> _Written problem_: Rewrite every line of the records below as a numbered list. Skip blank lines and leave out the pictures.

>> BEGIN Data records

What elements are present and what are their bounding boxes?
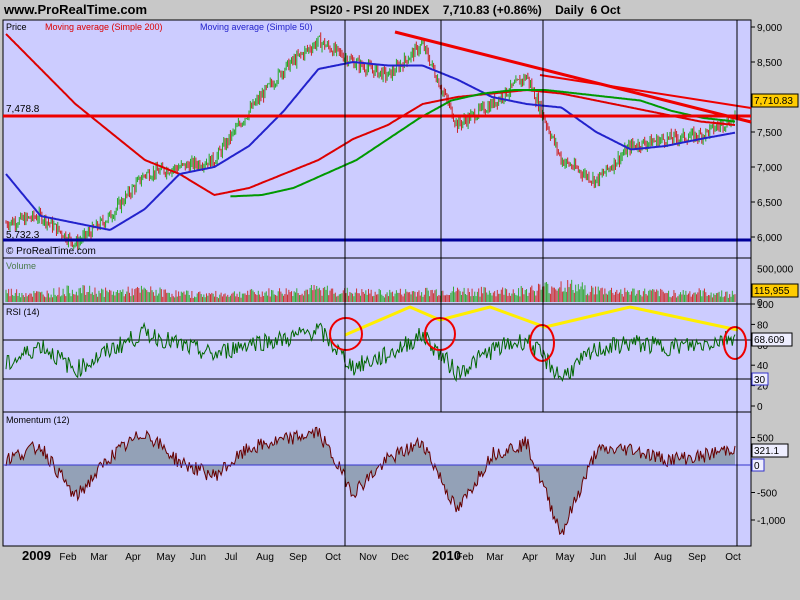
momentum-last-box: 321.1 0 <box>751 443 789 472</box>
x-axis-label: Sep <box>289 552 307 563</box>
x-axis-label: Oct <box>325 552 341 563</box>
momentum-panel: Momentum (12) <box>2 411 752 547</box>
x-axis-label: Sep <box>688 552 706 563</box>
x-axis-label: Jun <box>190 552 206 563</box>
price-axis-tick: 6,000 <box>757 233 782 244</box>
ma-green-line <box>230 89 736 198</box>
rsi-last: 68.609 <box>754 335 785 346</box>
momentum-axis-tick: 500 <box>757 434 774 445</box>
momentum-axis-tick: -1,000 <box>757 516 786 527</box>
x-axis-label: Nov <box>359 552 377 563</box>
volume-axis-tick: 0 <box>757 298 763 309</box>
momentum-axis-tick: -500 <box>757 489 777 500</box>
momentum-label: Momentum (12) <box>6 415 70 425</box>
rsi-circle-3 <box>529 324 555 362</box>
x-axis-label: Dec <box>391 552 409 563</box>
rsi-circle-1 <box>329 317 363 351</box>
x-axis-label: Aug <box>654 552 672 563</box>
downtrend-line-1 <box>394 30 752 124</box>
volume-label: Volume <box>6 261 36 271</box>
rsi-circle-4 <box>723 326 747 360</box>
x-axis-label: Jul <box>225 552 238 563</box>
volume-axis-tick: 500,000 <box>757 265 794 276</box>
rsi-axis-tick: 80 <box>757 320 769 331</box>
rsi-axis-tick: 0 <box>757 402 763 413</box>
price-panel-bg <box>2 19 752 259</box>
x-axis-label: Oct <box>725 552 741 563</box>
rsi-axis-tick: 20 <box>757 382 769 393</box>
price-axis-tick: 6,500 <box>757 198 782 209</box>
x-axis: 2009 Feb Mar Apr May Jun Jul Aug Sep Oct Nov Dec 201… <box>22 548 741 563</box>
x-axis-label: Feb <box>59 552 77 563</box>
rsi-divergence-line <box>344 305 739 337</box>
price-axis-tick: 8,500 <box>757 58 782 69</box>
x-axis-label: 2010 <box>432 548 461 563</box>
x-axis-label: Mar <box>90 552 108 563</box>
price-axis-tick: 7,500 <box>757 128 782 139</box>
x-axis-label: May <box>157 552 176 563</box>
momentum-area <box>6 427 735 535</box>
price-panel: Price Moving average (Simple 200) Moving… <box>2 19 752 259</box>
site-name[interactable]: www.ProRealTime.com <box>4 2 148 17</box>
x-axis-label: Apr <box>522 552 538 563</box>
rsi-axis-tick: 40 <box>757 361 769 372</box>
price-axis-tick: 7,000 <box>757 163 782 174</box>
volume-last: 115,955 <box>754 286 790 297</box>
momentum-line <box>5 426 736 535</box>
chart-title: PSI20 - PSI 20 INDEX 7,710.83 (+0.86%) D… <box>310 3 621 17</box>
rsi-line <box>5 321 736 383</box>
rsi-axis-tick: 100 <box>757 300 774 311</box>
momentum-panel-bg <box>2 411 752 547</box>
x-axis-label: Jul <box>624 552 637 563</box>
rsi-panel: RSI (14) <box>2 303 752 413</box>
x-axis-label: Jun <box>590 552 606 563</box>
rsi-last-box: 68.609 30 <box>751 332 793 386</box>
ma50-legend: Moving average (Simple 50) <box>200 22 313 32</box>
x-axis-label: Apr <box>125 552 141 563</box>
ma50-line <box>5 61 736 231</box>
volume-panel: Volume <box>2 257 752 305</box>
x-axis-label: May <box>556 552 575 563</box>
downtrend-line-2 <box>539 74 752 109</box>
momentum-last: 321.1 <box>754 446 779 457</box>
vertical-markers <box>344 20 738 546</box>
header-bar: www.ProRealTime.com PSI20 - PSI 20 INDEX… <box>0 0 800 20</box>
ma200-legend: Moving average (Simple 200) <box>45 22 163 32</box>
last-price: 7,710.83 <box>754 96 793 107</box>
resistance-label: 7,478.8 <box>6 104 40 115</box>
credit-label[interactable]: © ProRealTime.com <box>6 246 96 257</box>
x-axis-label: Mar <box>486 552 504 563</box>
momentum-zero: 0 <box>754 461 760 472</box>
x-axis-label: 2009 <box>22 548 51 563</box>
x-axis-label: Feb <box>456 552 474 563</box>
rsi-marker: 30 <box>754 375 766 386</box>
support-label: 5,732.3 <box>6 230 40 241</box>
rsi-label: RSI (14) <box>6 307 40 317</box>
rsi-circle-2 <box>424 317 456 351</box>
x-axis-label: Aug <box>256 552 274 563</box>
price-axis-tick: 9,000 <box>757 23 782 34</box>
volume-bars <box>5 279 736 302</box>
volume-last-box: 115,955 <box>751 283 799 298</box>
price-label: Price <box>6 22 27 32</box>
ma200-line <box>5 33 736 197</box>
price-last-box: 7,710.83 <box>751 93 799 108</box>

>> END Data records

> _Output for this exercise_:
1. What elements are present and what are their bounding boxes?
2. momentum-last-box: 321.1 0 <box>751 443 789 472</box>
3. x-axis-label: Sep <box>289 552 307 563</box>
4. x-axis-label: Oct <box>325 552 341 563</box>
5. momentum-panel: Momentum (12) <box>2 411 752 547</box>
6. x-axis-label: Sep <box>688 552 706 563</box>
7. x-axis-label: Jun <box>190 552 206 563</box>
8. price-axis-tick: 6,000 <box>757 233 782 244</box>
9. ma-green-line <box>230 89 736 198</box>
10. rsi-last: 68.609 <box>754 335 785 346</box>
11. momentum-axis-tick: 500 <box>757 434 774 445</box>
12. momentum-axis-tick: -1,000 <box>757 516 786 527</box>
13. x-axis-label: Nov <box>359 552 377 563</box>
14. volume-axis-tick: 0 <box>757 298 763 309</box>
15. momentum-axis-tick: -500 <box>757 489 777 500</box>
16. momentum-label: Momentum (12) <box>6 415 70 425</box>
17. rsi-circle-3 <box>529 324 555 362</box>
18. x-axis-label: Dec <box>391 552 409 563</box>
19. rsi-circle-1 <box>329 317 363 351</box>
20. x-axis-label: Aug <box>654 552 672 563</box>
21. downtrend-line-1 <box>394 30 752 124</box>
22. volume-label: Volume <box>6 261 36 271</box>
23. rsi-circle-4 <box>723 326 747 360</box>
24. x-axis-label: Jul <box>225 552 238 563</box>
25. volume-axis-tick: 500,000 <box>757 265 794 276</box>
26. rsi-axis-tick: 80 <box>757 320 769 331</box>
27. rsi-axis-tick: 0 <box>757 402 763 413</box>
28. price-panel-bg <box>2 19 752 259</box>
29. x-axis-label: Oct <box>725 552 741 563</box>
30. rsi-axis-tick: 20 <box>757 382 769 393</box>
31. price-axis-tick: 6,500 <box>757 198 782 209</box>
32. x-axis: 2009 Feb Mar Apr May Jun Jul Aug Sep Oct Nov Dec 201… <box>22 548 741 563</box>
33. x-axis-label: Feb <box>59 552 77 563</box>
34. rsi-divergence-line <box>344 305 739 337</box>
35. price-axis-tick: 8,500 <box>757 58 782 69</box>
36. x-axis-label: 2010 <box>432 548 461 563</box>
37. x-axis-label: Mar <box>90 552 108 563</box>
38. price-axis-tick: 7,500 <box>757 128 782 139</box>
39. x-axis-label: May <box>157 552 176 563</box>
40. momentum-area <box>6 427 735 535</box>
41. price-panel: Price Moving average (Simple 200) Moving… <box>2 19 752 259</box>
42. site-name[interactable]: www.ProRealTime.com <box>4 2 148 17</box>
43. x-axis-label: Apr <box>522 552 538 563</box>
44. rsi-axis-tick: 40 <box>757 361 769 372</box>
45. price-axis-tick: 7,000 <box>757 163 782 174</box>
46. volume-last: 115,955 <box>754 286 790 297</box>
47. momentum-line <box>5 426 736 535</box>
48. chart-title: PSI20 - PSI 20 INDEX 7,710.83 (+0.86%) D… <box>310 3 621 17</box>
49. rsi-line <box>5 321 736 383</box>
50. rsi-axis-tick: 100 <box>757 300 774 311</box>
51. momentum-panel-bg <box>2 411 752 547</box>
52. x-axis-label: Jul <box>624 552 637 563</box>
53. rsi-panel: RSI (14) <box>2 303 752 413</box>
54. x-axis-label: Jun <box>590 552 606 563</box>
55. rsi-last-box: 68.609 30 <box>751 332 793 386</box>
56. ma50-legend: Moving average (Simple 50) <box>200 22 313 32</box>
57. x-axis-label: Apr <box>125 552 141 563</box>
58. ma50-line <box>5 61 736 231</box>
59. volume-panel: Volume <box>2 257 752 305</box>
60. x-axis-label: May <box>556 552 575 563</box>
61. downtrend-line-2 <box>539 74 752 109</box>
62. momentum-last: 321.1 <box>754 446 779 457</box>
63. vertical-markers <box>344 20 738 546</box>
64. header-bar: www.ProRealTime.com PSI20 - PSI 20 INDEX… <box>0 0 800 20</box>
65. ma200-legend: Moving average (Simple 200) <box>45 22 163 32</box>
66. last-price: 7,710.83 <box>754 96 793 107</box>
67. resistance-label: 7,478.8 <box>6 104 40 115</box>
68. credit-label[interactable]: © ProRealTime.com <box>6 246 96 257</box>
69. x-axis-label: Mar <box>486 552 504 563</box>
70. momentum-zero: 0 <box>754 461 760 472</box>
71. x-axis-label: 2009 <box>22 548 51 563</box>
72. x-axis-label: Feb <box>456 552 474 563</box>
73. rsi-marker: 30 <box>754 375 766 386</box>
74. support-label: 5,732.3 <box>6 230 40 241</box>
75. rsi-label: RSI (14) <box>6 307 40 317</box>
76. rsi-circle-2 <box>424 317 456 351</box>
77. x-axis-label: Aug <box>256 552 274 563</box>
78. price-axis-tick: 9,000 <box>757 23 782 34</box>
79. volume-bars <box>5 279 736 302</box>
80. volume-last-box: 115,955 <box>751 283 799 298</box>
81. price-label: Price <box>6 22 27 32</box>
82. ma200-line <box>5 33 736 197</box>
83. price-last-box: 7,710.83 <box>751 93 799 108</box>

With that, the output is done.